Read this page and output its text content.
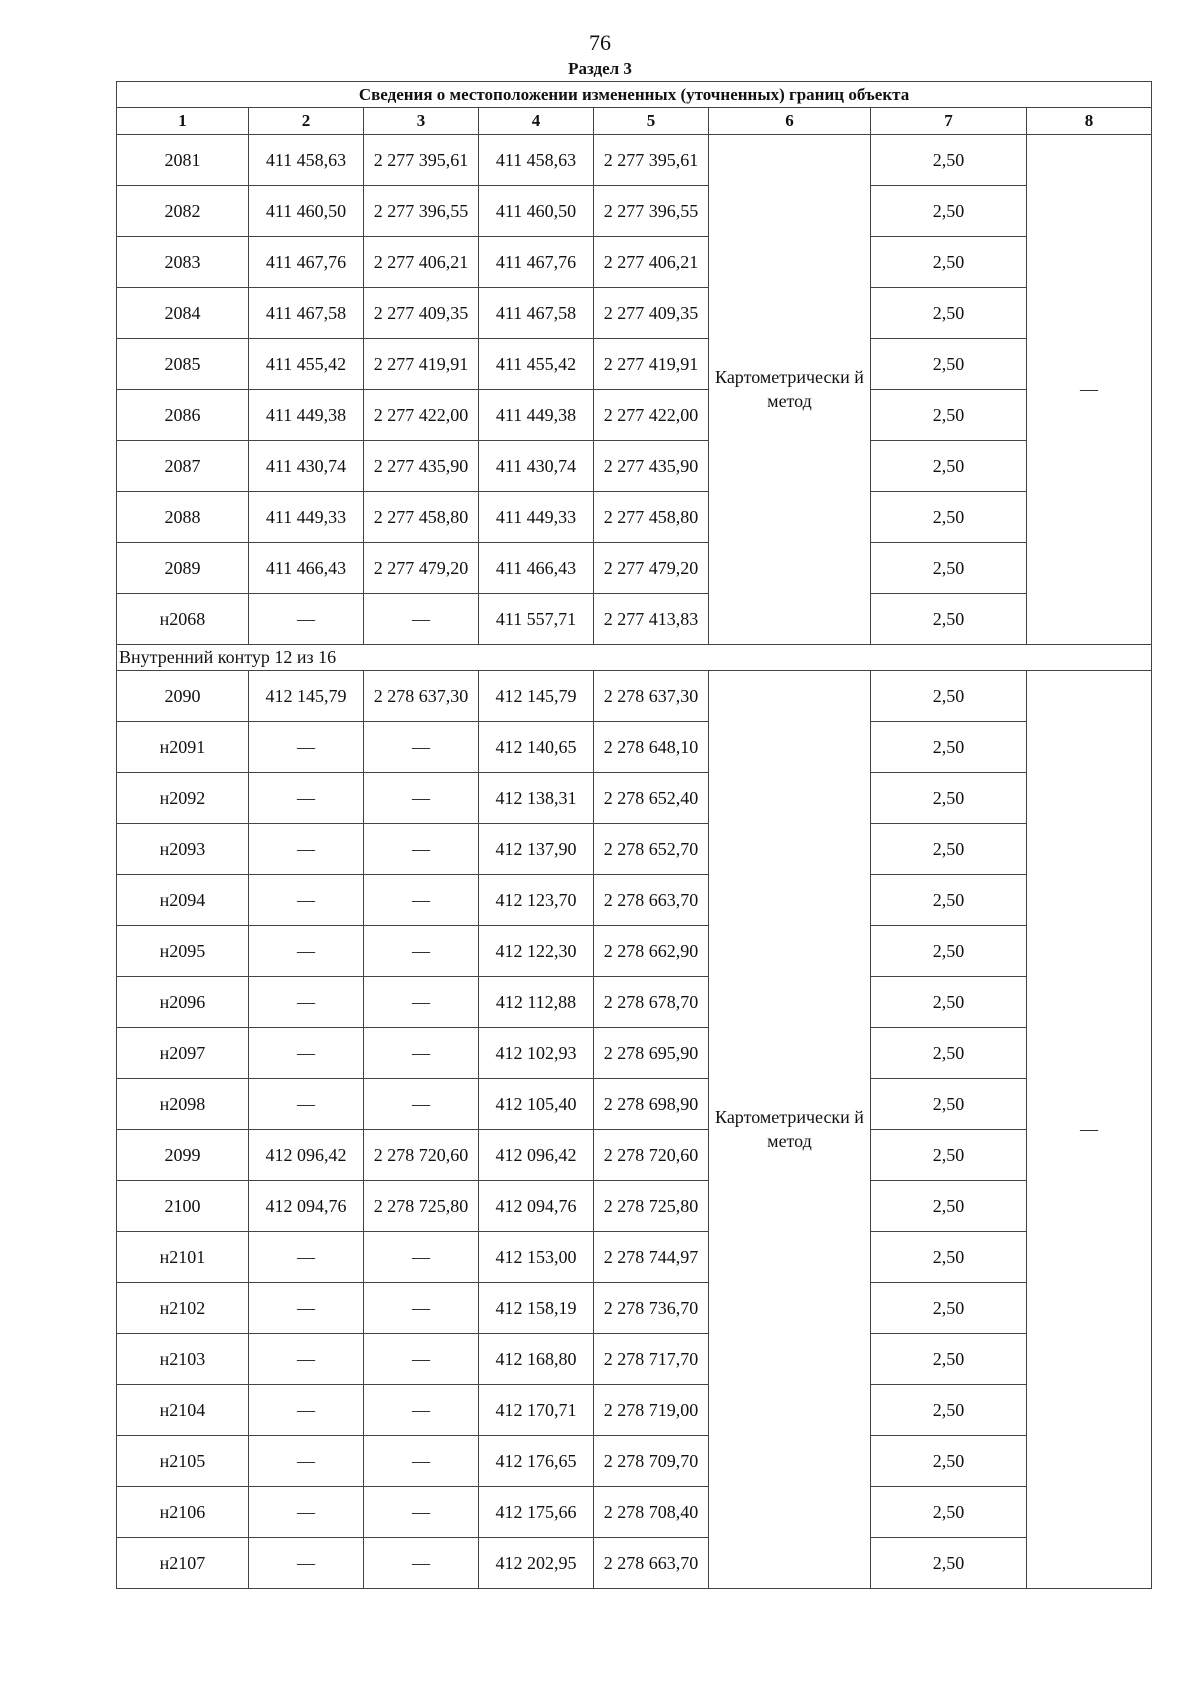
76
Раздел 3
Сведения о местоположении измененных (уточненных) границ объекта							
1	2	3	4	5	6	7	8
2081	411 458,63	2 277 395,61	411 458,63	2 277 395,61	Картометрически й метод	2,50	—
2082	411 460,50	2 277 396,55	411 460,50	2 277 396,55		2,50	
2083	411 467,76	2 277 406,21	411 467,76	2 277 406,21		2,50	
2084	411 467,58	2 277 409,35	411 467,58	2 277 409,35		2,50	
2085	411 455,42	2 277 419,91	411 455,42	2 277 419,91		2,50	
2086	411 449,38	2 277 422,00	411 449,38	2 277 422,00		2,50	
2087	411 430,74	2 277 435,90	411 430,74	2 277 435,90		2,50	
2088	411 449,33	2 277 458,80	411 449,33	2 277 458,80		2,50	
2089	411 466,43	2 277 479,20	411 466,43	2 277 479,20		2,50	
н2068	—	—	411 557,71	2 277 413,83		2,50	
Внутренний контур 12 из 16							
2090	412 145,79	2 278 637,30	412 145,79	2 278 637,30	Картометрически й метод	2,50	—
н2091	—	—	412 140,65	2 278 648,10		2,50	
н2092	—	—	412 138,31	2 278 652,40		2,50	
н2093	—	—	412 137,90	2 278 652,70		2,50	
н2094	—	—	412 123,70	2 278 663,70		2,50	
н2095	—	—	412 122,30	2 278 662,90		2,50	
н2096	—	—	412 112,88	2 278 678,70		2,50	
н2097	—	—	412 102,93	2 278 695,90		2,50	
н2098	—	—	412 105,40	2 278 698,90		2,50	
2099	412 096,42	2 278 720,60	412 096,42	2 278 720,60		2,50	
2100	412 094,76	2 278 725,80	412 094,76	2 278 725,80		2,50	
н2101	—	—	412 153,00	2 278 744,97		2,50	
н2102	—	—	412 158,19	2 278 736,70		2,50	
н2103	—	—	412 168,80	2 278 717,70		2,50	
н2104	—	—	412 170,71	2 278 719,00		2,50	
н2105	—	—	412 176,65	2 278 709,70		2,50	
н2106	—	—	412 175,66	2 278 708,40		2,50	
н2107	—	—	412 202,95	2 278 663,70		2,50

^^^^^^^^^^^^^^^^

Aim
Read through the entries and copy each line in which "Картометрически" appears.

The response
2081	411 458,63	2 277 395,61	411 458,63	2 277 395,61	Картометрически й метод	2,50	—
2090	412 145,79	2 278 637,30	412 145,79	2 278 637,30	Картометрически й метод	2,50	—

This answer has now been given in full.